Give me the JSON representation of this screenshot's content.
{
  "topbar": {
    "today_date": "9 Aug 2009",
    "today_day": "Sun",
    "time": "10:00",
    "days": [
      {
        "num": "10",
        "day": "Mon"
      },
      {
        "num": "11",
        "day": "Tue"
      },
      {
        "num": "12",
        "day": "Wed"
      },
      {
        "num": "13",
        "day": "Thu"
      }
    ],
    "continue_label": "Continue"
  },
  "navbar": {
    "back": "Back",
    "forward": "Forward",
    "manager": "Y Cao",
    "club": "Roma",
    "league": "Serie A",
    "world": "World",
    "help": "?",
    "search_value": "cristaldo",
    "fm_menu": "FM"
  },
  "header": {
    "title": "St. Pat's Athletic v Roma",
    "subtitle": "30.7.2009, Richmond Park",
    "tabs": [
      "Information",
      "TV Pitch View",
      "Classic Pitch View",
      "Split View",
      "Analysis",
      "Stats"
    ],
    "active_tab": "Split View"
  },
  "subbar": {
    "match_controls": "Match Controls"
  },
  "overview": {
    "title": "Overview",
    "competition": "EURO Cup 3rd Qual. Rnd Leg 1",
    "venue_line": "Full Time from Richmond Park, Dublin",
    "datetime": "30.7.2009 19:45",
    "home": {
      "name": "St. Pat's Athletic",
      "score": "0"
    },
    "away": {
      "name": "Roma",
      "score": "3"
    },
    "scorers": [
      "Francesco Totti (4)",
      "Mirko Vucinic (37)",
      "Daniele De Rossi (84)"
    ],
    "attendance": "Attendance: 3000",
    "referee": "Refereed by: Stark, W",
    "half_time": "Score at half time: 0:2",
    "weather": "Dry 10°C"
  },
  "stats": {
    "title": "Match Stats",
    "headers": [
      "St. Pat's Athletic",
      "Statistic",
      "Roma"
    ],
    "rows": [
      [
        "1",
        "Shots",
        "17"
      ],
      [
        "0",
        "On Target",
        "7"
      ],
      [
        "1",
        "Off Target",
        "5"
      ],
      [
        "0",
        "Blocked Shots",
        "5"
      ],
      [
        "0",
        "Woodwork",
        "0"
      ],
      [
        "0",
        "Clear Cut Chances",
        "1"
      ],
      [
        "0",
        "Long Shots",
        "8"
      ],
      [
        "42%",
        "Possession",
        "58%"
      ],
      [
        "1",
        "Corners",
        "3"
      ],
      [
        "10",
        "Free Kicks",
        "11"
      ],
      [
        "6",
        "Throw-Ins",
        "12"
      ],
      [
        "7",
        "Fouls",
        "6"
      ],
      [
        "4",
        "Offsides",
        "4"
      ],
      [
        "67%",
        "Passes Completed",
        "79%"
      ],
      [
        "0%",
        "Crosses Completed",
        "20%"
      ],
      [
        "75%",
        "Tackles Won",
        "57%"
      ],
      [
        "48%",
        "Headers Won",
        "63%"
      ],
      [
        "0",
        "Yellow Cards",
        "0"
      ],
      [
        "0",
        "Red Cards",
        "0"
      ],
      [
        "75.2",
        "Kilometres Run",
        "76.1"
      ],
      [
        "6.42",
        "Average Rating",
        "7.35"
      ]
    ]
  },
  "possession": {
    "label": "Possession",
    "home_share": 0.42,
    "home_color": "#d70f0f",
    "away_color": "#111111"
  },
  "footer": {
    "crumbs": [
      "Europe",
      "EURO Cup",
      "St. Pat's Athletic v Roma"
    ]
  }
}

━━━━━━━━━━━━━━━━

EXERCISE GOAL:
Gather, from the listing above, every line carrying the word "Match".

THE OUTPUT:
    "match_controls": "Match Controls"
    "title": "Match Stats",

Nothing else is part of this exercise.